● Entries:
= = = = =
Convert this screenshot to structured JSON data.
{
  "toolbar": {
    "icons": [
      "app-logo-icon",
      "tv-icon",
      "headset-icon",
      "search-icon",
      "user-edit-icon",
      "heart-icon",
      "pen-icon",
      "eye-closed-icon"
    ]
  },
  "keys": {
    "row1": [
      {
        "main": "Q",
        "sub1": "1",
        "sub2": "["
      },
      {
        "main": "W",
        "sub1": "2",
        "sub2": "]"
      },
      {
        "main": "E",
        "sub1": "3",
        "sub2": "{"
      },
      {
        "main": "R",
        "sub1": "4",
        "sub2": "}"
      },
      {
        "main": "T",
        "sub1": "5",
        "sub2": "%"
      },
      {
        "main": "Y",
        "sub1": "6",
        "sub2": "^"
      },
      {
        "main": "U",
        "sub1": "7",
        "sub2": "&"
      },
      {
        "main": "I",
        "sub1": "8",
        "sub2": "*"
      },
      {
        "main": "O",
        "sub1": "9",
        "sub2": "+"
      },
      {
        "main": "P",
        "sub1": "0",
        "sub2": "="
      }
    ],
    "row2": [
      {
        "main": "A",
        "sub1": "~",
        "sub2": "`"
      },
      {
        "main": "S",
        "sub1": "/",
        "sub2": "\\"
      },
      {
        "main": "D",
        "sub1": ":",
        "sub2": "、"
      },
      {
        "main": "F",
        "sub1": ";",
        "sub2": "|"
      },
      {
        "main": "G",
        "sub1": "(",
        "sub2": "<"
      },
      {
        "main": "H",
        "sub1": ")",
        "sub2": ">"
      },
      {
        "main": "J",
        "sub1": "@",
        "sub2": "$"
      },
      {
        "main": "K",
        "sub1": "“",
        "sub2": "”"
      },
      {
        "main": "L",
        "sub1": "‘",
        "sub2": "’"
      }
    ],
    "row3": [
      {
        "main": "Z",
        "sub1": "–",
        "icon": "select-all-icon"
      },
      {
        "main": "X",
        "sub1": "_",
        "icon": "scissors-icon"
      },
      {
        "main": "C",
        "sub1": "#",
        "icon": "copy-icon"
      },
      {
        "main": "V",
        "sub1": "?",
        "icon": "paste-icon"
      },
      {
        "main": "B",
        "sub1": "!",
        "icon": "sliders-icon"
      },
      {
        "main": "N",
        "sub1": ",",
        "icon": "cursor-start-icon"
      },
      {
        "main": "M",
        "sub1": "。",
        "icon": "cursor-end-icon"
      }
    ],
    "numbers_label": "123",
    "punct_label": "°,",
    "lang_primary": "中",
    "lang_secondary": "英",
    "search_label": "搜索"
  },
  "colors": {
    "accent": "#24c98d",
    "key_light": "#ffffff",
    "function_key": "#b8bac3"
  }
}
= = = = =
● To do: How many of the lines above include the string "cursor"? Reply with the number by itself.

● Solution for this task: 2